June 6, 1999
Prepared by: Susan L. Guers, Point Reyes Bird Observatory, 4990 Shoreline Highway, Stinson Beach, CA 94970. (415) 663-1648. Email: wscrubjay@hotmail.com
SPECIES: Western Scrub-Jay (Aphelocoma californica)
SUBSPECIES STATUS: This has been a topic of debate over the years. The subspecies of the Western Scrub-Jay are divided into two categories: the Coastal Group (Aphelocoma californica californica) which inhabit areas west of the Cascades and Sierra Nevada from Washington to Baja California; and the Interior Group (A.c.woodhouseii) whose birds inhabit the Great Basin and the Rocky Mountains (DeBenedictis 1994). DNA evidence shows that the californica group was derived from the populations of the woodhouseii group (Peterson 1992). There can be intermediates between these two groups; most often occurring from the west side of the Owens Valley in eastern California, where the ranges of the two approach the closest, but are separated by a barrier of unsuitable desert habitat (DeBenedictis 1994).
Currently, there are four subspecies of the Western Scrub-Jay that live and breed in California (Pyle 1997and Phillips 1986). Roughly speaking, the characters distinguishing the California subspecies are size and color (Bent 1946).
Coastal (A.c.californica) Group: Bright blue in color, underparts whitish. The "californica" group is characterized by a contrasting plumage pattern and a heavy bill and short wings (Pitelka 1951).
MANAGEMENT STATUS: No special status.

*Bounding box prediction data*
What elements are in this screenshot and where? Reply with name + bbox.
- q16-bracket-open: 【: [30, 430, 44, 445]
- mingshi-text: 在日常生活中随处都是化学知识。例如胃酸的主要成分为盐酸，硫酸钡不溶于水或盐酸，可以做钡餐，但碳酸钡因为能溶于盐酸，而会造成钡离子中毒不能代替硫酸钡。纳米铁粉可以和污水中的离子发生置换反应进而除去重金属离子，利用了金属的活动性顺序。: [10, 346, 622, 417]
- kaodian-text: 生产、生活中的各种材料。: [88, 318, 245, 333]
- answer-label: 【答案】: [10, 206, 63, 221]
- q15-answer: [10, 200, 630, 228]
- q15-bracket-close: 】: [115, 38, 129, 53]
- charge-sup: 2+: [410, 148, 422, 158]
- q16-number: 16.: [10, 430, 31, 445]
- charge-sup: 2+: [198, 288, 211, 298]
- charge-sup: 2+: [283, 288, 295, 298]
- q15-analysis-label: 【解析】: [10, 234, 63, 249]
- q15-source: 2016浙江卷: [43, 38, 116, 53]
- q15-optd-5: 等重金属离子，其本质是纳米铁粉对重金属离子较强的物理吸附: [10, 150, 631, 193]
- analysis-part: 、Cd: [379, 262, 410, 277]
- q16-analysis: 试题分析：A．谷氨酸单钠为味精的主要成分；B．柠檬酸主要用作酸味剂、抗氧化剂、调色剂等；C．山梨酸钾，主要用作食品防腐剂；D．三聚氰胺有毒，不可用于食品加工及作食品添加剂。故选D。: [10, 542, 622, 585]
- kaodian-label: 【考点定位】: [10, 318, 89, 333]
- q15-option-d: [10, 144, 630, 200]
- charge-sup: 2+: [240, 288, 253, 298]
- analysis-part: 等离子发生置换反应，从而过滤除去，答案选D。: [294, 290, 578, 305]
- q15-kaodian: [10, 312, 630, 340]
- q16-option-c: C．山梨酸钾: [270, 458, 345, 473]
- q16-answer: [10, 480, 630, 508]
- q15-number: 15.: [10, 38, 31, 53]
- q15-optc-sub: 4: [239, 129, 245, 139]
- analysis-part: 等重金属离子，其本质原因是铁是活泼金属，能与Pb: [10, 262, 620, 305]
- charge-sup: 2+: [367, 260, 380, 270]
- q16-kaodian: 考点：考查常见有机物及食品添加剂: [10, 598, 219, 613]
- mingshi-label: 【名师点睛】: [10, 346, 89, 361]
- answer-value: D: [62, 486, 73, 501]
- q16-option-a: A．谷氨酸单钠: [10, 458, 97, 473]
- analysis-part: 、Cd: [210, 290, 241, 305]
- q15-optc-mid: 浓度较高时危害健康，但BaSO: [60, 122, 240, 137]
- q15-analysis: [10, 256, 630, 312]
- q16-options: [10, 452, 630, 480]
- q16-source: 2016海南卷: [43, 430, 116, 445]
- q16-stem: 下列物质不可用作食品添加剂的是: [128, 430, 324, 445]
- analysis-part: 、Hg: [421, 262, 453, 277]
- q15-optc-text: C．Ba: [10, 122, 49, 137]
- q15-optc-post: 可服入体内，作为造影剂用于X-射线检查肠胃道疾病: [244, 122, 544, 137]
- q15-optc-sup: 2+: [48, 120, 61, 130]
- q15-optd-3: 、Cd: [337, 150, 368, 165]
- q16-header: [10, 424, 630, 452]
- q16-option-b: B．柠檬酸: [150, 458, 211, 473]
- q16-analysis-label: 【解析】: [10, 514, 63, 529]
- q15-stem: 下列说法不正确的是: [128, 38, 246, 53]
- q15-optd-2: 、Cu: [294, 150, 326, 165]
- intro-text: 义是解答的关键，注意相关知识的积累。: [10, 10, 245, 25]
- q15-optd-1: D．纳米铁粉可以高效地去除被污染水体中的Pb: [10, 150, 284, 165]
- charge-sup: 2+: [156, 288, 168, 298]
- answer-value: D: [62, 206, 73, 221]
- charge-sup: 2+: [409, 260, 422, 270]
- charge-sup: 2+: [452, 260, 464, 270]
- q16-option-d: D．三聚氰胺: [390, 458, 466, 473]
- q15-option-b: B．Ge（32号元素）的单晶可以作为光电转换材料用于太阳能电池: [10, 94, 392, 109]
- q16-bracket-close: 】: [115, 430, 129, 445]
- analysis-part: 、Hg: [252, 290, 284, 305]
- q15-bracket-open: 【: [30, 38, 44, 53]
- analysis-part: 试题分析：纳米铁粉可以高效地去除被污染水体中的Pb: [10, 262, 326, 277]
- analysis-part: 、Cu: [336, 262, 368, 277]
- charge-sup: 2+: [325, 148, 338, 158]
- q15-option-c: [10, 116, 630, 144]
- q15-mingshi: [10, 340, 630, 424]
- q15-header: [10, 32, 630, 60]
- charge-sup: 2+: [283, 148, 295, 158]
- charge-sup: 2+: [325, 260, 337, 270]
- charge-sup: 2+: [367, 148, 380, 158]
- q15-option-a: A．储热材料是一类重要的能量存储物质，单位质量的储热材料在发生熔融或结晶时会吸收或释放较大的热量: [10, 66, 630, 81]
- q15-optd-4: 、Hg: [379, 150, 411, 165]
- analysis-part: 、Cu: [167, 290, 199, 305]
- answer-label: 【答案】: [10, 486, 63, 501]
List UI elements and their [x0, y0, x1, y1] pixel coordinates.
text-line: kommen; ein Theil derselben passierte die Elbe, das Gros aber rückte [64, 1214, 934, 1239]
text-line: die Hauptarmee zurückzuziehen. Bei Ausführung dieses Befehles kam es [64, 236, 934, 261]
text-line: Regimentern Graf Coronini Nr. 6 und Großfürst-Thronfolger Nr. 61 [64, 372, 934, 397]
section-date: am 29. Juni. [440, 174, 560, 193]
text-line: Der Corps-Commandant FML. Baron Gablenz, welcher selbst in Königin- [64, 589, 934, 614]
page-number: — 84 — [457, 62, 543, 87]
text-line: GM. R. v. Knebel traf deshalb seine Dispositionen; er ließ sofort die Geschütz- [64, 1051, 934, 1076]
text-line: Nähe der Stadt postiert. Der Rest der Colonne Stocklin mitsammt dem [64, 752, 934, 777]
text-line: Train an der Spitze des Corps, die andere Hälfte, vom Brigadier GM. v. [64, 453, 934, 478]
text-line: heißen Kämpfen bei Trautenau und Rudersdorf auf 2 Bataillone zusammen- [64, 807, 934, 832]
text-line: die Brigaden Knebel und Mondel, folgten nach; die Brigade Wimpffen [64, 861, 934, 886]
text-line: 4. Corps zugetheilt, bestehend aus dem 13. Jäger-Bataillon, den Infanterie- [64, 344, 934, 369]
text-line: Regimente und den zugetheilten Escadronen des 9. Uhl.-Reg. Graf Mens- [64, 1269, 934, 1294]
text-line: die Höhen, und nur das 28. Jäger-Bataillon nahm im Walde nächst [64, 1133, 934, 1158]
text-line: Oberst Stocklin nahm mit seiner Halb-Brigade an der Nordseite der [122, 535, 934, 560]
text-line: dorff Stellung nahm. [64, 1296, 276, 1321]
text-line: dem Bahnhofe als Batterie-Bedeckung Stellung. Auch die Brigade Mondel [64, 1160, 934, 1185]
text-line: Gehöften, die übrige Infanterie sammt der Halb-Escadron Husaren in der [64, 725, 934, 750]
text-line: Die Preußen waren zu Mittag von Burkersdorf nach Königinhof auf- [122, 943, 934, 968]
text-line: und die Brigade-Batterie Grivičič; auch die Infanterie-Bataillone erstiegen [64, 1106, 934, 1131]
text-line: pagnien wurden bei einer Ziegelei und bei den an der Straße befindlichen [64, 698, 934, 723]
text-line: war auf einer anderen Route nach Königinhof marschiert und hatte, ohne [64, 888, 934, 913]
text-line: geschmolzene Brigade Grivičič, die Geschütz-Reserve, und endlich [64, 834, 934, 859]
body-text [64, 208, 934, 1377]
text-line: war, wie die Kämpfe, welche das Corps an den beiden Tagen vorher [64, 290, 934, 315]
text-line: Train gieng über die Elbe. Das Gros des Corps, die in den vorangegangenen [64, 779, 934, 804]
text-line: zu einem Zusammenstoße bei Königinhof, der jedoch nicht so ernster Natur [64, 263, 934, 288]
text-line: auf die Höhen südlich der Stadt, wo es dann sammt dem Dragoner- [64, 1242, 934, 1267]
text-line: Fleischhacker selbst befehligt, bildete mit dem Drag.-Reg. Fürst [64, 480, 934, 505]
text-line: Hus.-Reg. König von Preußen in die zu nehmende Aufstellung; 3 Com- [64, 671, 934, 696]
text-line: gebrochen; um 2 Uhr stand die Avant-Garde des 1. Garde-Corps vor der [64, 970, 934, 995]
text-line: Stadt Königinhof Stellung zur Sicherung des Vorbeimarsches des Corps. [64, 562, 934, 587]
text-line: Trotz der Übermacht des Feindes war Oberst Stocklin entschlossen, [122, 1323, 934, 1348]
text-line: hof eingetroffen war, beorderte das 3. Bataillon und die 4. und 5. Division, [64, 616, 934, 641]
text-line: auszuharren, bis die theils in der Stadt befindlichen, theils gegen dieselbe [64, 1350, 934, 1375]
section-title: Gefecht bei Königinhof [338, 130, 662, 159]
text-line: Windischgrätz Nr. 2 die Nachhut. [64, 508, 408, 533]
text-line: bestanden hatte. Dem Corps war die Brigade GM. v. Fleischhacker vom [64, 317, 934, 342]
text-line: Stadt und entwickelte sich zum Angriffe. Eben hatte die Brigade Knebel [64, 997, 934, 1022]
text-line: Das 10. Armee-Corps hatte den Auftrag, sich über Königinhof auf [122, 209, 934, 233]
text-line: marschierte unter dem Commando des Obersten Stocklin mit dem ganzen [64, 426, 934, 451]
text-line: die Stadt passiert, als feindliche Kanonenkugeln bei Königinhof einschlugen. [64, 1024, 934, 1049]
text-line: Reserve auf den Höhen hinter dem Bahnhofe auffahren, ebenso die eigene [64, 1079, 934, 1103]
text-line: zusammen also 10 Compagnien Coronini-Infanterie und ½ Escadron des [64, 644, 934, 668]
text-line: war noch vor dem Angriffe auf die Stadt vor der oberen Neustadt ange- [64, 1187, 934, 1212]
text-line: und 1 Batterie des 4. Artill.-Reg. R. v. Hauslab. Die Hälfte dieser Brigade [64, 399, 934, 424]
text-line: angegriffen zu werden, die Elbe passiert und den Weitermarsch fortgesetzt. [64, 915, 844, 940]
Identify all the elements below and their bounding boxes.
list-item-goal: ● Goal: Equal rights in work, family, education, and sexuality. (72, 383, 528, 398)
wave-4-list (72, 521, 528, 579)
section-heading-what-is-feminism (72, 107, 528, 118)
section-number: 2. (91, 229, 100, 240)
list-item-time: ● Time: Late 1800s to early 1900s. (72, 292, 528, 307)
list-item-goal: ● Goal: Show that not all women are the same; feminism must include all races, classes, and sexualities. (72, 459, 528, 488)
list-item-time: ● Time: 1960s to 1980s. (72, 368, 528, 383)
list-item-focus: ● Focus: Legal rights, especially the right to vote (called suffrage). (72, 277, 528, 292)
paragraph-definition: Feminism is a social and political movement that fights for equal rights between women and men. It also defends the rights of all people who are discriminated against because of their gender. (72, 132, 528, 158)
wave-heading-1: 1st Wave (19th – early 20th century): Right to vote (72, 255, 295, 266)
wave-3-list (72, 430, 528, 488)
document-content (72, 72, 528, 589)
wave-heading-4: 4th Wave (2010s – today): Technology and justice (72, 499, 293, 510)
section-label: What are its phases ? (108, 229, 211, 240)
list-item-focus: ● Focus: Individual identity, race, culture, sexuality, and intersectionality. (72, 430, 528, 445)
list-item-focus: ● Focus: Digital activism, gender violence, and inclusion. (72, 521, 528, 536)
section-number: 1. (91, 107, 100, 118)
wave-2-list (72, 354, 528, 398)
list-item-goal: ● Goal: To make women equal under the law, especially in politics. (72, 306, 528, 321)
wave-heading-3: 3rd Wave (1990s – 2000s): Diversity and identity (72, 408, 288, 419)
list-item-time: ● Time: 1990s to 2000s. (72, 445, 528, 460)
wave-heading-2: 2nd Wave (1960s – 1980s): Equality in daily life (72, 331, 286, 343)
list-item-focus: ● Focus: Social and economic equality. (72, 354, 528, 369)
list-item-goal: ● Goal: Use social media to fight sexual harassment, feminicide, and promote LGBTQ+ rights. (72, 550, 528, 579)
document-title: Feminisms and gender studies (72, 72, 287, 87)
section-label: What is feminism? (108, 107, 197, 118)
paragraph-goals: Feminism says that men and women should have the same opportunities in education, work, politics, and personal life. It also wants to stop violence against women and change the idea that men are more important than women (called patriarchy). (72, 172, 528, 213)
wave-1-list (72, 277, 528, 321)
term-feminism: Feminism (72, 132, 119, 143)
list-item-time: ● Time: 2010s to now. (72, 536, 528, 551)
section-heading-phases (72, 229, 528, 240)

*YOUR GOAL*
According to the Western Scrub-Jay account, how many subspecies of the Western Scrub-Jay live and breed in California?

*REPLY TO THE TASK*
Four